PROBLEM TO SOLVE
Below are records; give the number of their lines that hold the word "planerade", and write nothing more.

THE DATA
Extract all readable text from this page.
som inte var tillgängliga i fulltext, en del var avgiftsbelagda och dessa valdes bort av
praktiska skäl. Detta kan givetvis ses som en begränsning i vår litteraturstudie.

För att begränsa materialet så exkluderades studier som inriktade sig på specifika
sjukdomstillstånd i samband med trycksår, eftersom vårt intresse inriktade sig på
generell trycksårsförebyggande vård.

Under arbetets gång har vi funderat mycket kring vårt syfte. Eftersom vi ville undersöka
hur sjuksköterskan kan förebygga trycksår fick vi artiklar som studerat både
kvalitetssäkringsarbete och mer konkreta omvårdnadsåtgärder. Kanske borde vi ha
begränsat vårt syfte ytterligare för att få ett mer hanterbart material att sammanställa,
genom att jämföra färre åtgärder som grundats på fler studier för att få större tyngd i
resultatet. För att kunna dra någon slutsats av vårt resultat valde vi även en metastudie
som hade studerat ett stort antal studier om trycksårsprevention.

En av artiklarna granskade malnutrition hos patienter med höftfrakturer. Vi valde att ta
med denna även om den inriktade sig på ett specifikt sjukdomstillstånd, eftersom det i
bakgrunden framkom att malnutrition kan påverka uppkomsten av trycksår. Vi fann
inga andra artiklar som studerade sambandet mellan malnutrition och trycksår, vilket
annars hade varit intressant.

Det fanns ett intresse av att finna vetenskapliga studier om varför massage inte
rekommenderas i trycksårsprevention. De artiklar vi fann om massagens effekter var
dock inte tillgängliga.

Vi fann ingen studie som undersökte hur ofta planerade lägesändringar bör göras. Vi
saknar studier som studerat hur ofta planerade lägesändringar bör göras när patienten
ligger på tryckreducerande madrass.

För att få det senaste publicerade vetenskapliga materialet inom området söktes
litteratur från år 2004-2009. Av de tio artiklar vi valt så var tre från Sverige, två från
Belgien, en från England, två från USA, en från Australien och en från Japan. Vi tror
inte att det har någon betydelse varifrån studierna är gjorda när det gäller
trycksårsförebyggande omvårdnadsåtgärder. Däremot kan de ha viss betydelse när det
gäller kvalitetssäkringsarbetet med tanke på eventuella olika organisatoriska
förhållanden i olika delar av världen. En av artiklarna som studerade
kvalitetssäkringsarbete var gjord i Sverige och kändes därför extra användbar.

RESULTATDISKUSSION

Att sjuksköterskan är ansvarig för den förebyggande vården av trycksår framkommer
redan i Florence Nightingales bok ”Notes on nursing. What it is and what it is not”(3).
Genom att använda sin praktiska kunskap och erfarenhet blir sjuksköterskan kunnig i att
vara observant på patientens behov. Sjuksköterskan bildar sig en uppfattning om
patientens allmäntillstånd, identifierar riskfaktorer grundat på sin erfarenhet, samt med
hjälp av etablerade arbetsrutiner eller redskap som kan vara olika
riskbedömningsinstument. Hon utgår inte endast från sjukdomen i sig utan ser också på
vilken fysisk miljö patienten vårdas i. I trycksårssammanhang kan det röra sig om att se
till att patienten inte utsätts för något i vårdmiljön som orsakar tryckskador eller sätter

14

OUTPUT FOR THIS EXERCISE
2